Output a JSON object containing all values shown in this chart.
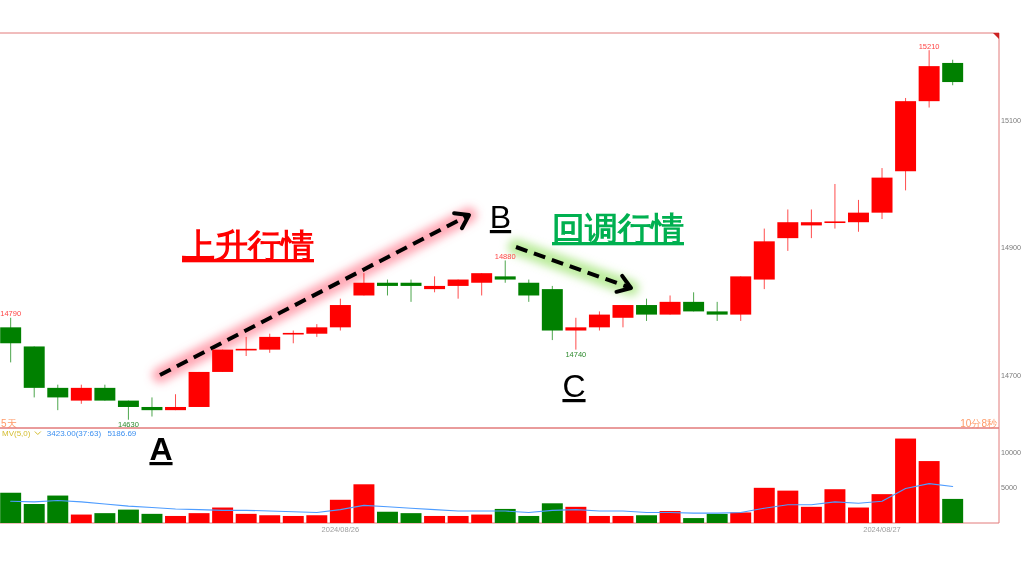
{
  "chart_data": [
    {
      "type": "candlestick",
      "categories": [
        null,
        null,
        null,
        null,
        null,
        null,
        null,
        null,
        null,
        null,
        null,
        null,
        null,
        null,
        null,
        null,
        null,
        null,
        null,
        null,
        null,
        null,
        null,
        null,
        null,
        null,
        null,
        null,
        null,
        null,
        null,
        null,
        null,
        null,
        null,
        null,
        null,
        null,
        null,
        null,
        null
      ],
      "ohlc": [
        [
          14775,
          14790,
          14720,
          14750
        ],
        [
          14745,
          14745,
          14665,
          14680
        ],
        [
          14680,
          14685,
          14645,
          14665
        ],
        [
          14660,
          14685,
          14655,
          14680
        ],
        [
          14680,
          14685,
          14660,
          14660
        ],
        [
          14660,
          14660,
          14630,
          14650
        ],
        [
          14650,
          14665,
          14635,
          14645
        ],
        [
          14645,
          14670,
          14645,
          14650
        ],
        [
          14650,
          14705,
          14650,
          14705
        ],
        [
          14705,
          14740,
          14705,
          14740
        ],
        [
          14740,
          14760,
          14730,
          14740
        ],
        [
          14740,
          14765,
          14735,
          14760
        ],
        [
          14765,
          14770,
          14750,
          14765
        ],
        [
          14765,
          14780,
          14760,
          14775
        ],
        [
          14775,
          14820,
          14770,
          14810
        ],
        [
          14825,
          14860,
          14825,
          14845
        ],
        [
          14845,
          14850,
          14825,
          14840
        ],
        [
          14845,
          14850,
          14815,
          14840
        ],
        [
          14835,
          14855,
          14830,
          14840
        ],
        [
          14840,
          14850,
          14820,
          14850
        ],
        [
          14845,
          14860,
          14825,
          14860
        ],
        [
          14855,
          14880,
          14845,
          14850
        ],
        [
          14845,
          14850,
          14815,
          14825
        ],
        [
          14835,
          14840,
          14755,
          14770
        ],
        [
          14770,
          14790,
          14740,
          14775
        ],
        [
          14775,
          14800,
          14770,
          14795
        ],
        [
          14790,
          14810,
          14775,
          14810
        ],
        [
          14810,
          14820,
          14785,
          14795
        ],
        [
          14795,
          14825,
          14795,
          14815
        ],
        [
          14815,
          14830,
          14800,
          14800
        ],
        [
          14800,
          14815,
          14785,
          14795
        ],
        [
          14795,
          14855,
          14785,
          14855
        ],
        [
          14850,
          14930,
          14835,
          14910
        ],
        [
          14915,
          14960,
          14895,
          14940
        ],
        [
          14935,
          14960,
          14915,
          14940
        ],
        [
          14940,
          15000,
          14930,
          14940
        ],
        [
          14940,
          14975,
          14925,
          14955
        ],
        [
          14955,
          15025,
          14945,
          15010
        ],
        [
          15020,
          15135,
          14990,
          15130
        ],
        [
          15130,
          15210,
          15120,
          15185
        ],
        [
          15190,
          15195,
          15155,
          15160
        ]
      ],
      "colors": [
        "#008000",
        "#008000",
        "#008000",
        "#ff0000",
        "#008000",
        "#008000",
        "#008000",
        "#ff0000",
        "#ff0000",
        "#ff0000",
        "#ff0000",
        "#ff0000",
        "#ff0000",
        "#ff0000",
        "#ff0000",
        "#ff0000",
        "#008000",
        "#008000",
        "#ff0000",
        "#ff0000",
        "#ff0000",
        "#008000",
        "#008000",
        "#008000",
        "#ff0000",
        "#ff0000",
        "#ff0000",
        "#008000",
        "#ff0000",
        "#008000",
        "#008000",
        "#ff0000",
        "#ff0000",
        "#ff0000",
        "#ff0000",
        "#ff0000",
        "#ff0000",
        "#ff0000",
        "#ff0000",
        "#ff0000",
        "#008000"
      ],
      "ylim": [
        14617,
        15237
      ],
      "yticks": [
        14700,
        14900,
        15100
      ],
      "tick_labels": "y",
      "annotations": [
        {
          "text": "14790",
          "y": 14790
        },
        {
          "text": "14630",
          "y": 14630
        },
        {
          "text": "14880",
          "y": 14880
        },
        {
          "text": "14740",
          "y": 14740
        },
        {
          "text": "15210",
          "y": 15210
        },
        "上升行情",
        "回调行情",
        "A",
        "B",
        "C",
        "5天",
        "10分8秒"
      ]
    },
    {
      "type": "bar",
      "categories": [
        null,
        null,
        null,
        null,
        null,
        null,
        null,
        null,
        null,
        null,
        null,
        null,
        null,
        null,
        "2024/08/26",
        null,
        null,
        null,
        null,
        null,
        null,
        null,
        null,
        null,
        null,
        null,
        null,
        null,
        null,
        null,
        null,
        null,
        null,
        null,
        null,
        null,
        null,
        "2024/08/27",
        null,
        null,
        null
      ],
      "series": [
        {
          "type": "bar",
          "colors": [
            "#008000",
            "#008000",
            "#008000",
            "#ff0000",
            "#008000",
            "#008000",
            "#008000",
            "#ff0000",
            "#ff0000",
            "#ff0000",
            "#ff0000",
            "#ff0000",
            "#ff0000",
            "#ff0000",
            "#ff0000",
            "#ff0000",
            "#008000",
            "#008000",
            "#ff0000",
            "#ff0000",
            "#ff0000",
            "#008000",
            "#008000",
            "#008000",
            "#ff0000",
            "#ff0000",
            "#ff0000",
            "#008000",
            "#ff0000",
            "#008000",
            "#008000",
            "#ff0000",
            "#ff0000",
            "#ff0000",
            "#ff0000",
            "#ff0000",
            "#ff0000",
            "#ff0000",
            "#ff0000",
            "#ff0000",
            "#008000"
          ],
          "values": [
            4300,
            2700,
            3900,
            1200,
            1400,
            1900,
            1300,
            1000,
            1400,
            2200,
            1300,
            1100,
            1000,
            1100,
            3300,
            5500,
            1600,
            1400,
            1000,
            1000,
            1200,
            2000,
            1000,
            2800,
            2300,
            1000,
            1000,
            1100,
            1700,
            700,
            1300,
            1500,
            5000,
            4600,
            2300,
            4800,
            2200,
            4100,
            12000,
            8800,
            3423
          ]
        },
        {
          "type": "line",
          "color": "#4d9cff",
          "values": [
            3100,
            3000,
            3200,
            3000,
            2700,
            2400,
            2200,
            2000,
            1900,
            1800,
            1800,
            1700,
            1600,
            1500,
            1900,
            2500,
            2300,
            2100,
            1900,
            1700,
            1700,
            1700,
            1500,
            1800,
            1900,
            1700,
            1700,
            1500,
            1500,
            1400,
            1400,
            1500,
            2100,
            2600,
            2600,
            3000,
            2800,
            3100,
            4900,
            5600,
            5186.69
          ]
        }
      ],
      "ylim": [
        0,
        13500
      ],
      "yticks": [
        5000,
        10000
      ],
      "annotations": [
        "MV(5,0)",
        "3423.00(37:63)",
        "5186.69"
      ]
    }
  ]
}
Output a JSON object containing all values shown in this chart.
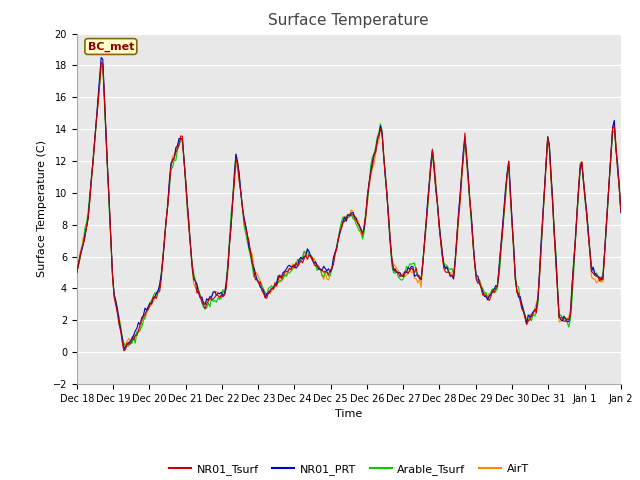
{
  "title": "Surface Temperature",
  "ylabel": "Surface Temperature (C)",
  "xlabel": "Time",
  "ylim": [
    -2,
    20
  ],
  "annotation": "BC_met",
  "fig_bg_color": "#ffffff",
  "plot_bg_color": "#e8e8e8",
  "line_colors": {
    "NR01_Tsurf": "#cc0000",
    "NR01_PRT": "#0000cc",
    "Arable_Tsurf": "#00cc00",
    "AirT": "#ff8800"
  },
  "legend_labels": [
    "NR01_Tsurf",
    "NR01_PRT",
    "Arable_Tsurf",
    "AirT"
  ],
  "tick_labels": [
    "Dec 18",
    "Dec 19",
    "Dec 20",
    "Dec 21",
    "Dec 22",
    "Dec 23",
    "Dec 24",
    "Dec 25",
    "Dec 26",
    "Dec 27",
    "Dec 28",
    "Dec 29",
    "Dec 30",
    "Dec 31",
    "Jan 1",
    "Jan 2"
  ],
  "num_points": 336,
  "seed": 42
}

STATED GOAL: All preceding records should be duplicated verbatim, images excepted.

RIGHT ANSWER:
Output a JSON object containing all values shown in this chart.
{
  "chart_data": [
    {
      "type": "candlestick",
      "categories": [
        null,
        null,
        null,
        null,
        null,
        null,
        null,
        null,
        null,
        null,
        null,
        null,
        null,
        null,
        null,
        null,
        null,
        null,
        null,
        null,
        null,
        null,
        null,
        null,
        null,
        null,
        null,
        null,
        null,
        null,
        null,
        null,
        null,
        null,
        null,
        null,
        null,
        null,
        null,
        null,
        null
      ],
      "ohlc": [
        [
          14775,
          14790,
          14720,
          14750
        ],
        [
          14745,
          14745,
          14665,
          14680
        ],
        [
          14680,
          14685,
          14645,
          14665
        ],
        [
          14660,
          14685,
          14655,
          14680
        ],
        [
          14680,
          14685,
          14660,
          14660
        ],
        [
          14660,
          14660,
          14630,
          14650
        ],
        [
          14650,
          14665,
          14635,
          14645
        ],
        [
          14645,
          14670,
          14645,
          14650
        ],
        [
          14650,
          14705,
          14650,
          14705
        ],
        [
          14705,
          14740,
          14705,
          14740
        ],
        [
          14740,
          14760,
          14730,
          14740
        ],
        [
          14740,
          14765,
          14735,
          14760
        ],
        [
          14765,
          14770,
          14750,
          14765
        ],
        [
          14765,
          14780,
          14760,
          14775
        ],
        [
          14775,
          14820,
          14770,
          14810
        ],
        [
          14825,
          14860,
          14825,
          14845
        ],
        [
          14845,
          14850,
          14825,
          14840
        ],
        [
          14845,
          14850,
          14815,
          14840
        ],
        [
          14835,
          14855,
          14830,
          14840
        ],
        [
          14840,
          14850,
          14820,
          14850
        ],
        [
          14845,
          14860,
          14825,
          14860
        ],
        [
          14855,
          14880,
          14845,
          14850
        ],
        [
          14845,
          14850,
          14815,
          14825
        ],
        [
          14835,
          14840,
          14755,
          14770
        ],
        [
          14770,
          14790,
          14740,
          14775
        ],
        [
          14775,
          14800,
          14770,
          14795
        ],
        [
          14790,
          14810,
          14775,
          14810
        ],
        [
          14810,
          14820,
          14785,
          14795
        ],
        [
          14795,
          14825,
          14795,
          14815
        ],
        [
          14815,
          14830,
          14800,
          14800
        ],
        [
          14800,
          14815,
          14785,
          14795
        ],
        [
          14795,
          14855,
          14785,
          14855
        ],
        [
          14850,
          14930,
          14835,
          14910
        ],
        [
          14915,
          14960,
          14895,
          14940
        ],
        [
          14935,
          14960,
          14915,
          14940
        ],
        [
          14940,
          15000,
          14930,
          14940
        ],
        [
          14940,
          14975,
          14925,
          14955
        ],
        [
          14955,
          15025,
          14945,
          15010
        ],
        [
          15020,
          15135,
          14990,
          15130
        ],
        [
          15130,
          15210,
          15120,
          15185
        ],
        [
          15190,
          15195,
          15155,
          15160
        ]
      ],
      "colors": [
        "#008000",
        "#008000",
        "#008000",
        "#ff0000",
        "#008000",
        "#008000",
        "#008000",
        "#ff0000",
        "#ff0000",
        "#ff0000",
        "#ff0000",
        "#ff0000",
        "#ff0000",
        "#ff0000",
        "#ff0000",
        "#ff0000",
        "#008000",
        "#008000",
        "#ff0000",
        "#ff0000",
        "#ff0000",
        "#008000",
        "#008000",
        "#008000",
        "#ff0000",
        "#ff0000",
        "#ff0000",
        "#008000",
        "#ff0000",
        "#008000",
        "#008000",
        "#ff0000",
        "#ff0000",
        "#ff0000",
        "#ff0000",
        "#ff0000",
        "#ff0000",
        "#ff0000",
        "#ff0000",
        "#ff0000",
        "#008000"
      ],
      "ylim": [
        14617,
        15237
      ],
      "yticks": [
        14700,
        14900,
        15100
      ],
      "tick_labels": "y",
      "annotations": [
        {
          "text": "14790",
          "y": 14790
        },
        {
          "text": "14630",
          "y": 14630
        },
        {
          "text": "14880",
          "y": 14880
        },
        {
          "text": "14740",
          "y": 14740
        },
        {
          "text": "15210",
          "y": 15210
        },
        "上升行情",
        "回调行情",
        "A",
        "B",
        "C",
        "5天",
        "10分8秒"
      ]
    },
    {
      "type": "bar",
      "categories": [
        null,
        null,
        null,
        null,
        null,
        null,
        null,
        null,
        null,
        null,
        null,
        null,
        null,
        null,
        "2024/08/26",
        null,
        null,
        null,
        null,
        null,
        null,
        null,
        null,
        null,
        null,
        null,
        null,
        null,
        null,
        null,
        null,
        null,
        null,
        null,
        null,
        null,
        null,
        "2024/08/27",
        null,
        null,
        null
      ],
      "series": [
        {
          "type": "bar",
          "colors": [
            "#008000",
            "#008000",
            "#008000",
            "#ff0000",
            "#008000",
            "#008000",
            "#008000",
            "#ff0000",
            "#ff0000",
            "#ff0000",
            "#ff0000",
            "#ff0000",
            "#ff0000",
            "#ff0000",
            "#ff0000",
            "#ff0000",
            "#008000",
            "#008000",
            "#ff0000",
            "#ff0000",
            "#ff0000",
            "#008000",
            "#008000",
            "#008000",
            "#ff0000",
            "#ff0000",
            "#ff0000",
            "#008000",
            "#ff0000",
            "#008000",
            "#008000",
            "#ff0000",
            "#ff0000",
            "#ff0000",
            "#ff0000",
            "#ff0000",
            "#ff0000",
            "#ff0000",
            "#ff0000",
            "#ff0000",
            "#008000"
          ],
          "values": [
            4300,
            2700,
            3900,
            1200,
            1400,
            1900,
            1300,
            1000,
            1400,
            2200,
            1300,
            1100,
            1000,
            1100,
            3300,
            5500,
            1600,
            1400,
            1000,
            1000,
            1200,
            2000,
            1000,
            2800,
            2300,
            1000,
            1000,
            1100,
            1700,
            700,
            1300,
            1500,
            5000,
            4600,
            2300,
            4800,
            2200,
            4100,
            12000,
            8800,
            3423
          ]
        },
        {
          "type": "line",
          "color": "#4d9cff",
          "values": [
            3100,
            3000,
            3200,
            3000,
            2700,
            2400,
            2200,
            2000,
            1900,
            1800,
            1800,
            1700,
            1600,
            1500,
            1900,
            2500,
            2300,
            2100,
            1900,
            1700,
            1700,
            1700,
            1500,
            1800,
            1900,
            1700,
            1700,
            1500,
            1500,
            1400,
            1400,
            1500,
            2100,
            2600,
            2600,
            3000,
            2800,
            3100,
            4900,
            5600,
            5186.69
          ]
        }
      ],
      "ylim": [
        0,
        13500
      ],
      "yticks": [
        5000,
        10000
      ],
      "annotations": [
        "MV(5,0)",
        "3423.00(37:63)",
        "5186.69"
      ]
    }
  ]
}
Output a JSON object containing all values shown in this chart.
{
  "title": "Surface Temperature",
  "ylabel": "Surface Temperature (C)",
  "xlabel": "Time",
  "ylim": [
    -2,
    20
  ],
  "annotation": "BC_met",
  "fig_bg_color": "#ffffff",
  "plot_bg_color": "#e8e8e8",
  "line_colors": {
    "NR01_Tsurf": "#cc0000",
    "NR01_PRT": "#0000cc",
    "Arable_Tsurf": "#00cc00",
    "AirT": "#ff8800"
  },
  "legend_labels": [
    "NR01_Tsurf",
    "NR01_PRT",
    "Arable_Tsurf",
    "AirT"
  ],
  "tick_labels": [
    "Dec 18",
    "Dec 19",
    "Dec 20",
    "Dec 21",
    "Dec 22",
    "Dec 23",
    "Dec 24",
    "Dec 25",
    "Dec 26",
    "Dec 27",
    "Dec 28",
    "Dec 29",
    "Dec 30",
    "Dec 31",
    "Jan 1",
    "Jan 2"
  ],
  "num_points": 336,
  "seed": 42
}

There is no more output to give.